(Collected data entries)
——

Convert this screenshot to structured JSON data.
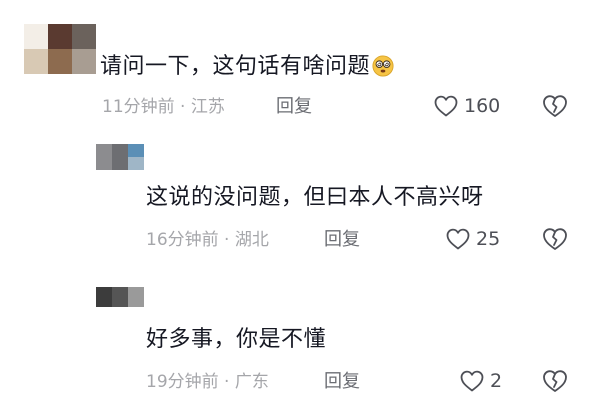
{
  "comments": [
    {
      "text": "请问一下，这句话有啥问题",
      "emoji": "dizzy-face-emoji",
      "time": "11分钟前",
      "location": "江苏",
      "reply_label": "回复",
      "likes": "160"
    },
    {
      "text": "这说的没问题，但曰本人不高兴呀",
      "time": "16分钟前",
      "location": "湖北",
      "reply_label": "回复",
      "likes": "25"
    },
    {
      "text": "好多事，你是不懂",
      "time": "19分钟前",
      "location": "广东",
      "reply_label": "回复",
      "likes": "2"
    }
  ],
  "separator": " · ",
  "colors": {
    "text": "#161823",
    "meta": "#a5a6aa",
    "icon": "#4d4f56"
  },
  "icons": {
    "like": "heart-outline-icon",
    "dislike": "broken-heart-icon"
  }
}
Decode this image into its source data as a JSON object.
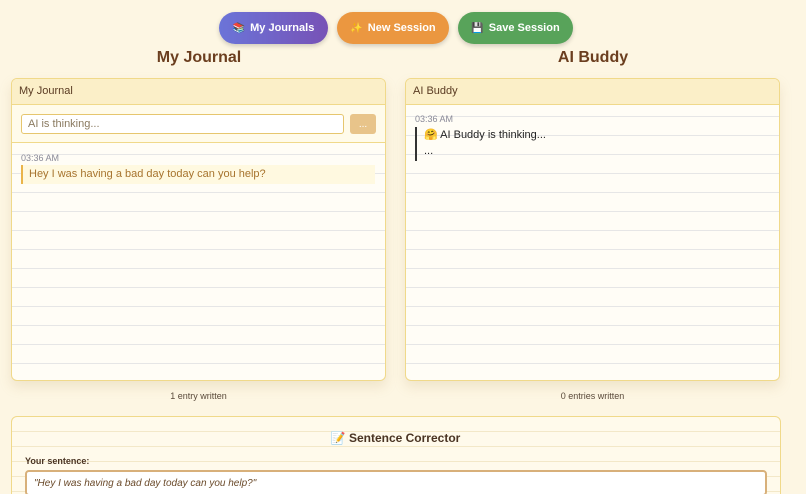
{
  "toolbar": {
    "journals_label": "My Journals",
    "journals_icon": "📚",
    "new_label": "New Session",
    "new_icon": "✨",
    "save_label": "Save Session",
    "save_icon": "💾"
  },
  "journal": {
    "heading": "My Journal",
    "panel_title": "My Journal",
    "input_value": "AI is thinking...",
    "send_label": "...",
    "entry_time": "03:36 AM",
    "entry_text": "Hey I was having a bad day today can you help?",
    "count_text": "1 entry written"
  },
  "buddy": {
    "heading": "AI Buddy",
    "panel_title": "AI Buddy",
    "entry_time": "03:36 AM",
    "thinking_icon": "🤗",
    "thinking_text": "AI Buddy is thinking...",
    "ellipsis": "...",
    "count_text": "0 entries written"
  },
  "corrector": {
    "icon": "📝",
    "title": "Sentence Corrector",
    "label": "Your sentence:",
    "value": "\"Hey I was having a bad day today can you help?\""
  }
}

——

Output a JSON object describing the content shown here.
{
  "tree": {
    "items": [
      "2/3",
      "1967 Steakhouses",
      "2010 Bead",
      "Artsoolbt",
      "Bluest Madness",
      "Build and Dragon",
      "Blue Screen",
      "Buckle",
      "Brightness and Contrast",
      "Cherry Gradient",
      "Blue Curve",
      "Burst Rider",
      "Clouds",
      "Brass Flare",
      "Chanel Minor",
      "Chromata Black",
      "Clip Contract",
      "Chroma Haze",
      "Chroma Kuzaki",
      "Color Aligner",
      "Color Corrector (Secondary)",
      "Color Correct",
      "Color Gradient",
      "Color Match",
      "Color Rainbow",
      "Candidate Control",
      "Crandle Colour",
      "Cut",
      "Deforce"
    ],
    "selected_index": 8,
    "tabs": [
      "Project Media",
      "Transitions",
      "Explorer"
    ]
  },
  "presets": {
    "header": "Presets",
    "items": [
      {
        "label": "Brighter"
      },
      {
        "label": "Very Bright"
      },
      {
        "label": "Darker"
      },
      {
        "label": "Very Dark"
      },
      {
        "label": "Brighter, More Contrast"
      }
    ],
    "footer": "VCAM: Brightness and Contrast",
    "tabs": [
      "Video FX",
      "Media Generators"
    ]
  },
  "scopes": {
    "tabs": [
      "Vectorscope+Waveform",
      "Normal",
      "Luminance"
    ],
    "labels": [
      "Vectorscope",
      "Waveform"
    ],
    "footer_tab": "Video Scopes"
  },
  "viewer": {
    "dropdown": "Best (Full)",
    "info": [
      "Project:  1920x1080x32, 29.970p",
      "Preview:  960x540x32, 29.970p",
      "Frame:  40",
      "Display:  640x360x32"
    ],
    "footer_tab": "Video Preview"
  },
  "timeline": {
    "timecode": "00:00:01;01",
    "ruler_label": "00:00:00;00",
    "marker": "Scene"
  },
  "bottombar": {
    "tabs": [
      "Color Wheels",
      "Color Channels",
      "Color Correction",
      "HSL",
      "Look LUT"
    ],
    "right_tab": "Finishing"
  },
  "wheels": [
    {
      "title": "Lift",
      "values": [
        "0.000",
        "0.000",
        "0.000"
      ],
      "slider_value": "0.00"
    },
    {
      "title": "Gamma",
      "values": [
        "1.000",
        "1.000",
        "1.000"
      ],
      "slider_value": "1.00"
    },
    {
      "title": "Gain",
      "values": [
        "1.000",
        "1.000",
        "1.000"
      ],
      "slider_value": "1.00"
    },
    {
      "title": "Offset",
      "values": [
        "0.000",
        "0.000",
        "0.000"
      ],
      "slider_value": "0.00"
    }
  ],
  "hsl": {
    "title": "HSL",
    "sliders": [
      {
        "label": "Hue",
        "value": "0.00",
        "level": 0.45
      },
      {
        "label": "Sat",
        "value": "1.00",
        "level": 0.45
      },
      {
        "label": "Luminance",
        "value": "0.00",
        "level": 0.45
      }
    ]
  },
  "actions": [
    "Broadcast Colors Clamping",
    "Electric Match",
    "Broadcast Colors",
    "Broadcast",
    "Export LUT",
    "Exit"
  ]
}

——

(Your goal)
Find every line above that contains the word "Video", and return each one.

(Exercise response)
      "Video FX",
    "footer_tab": "Video Scopes"
    "footer_tab": "Video Preview"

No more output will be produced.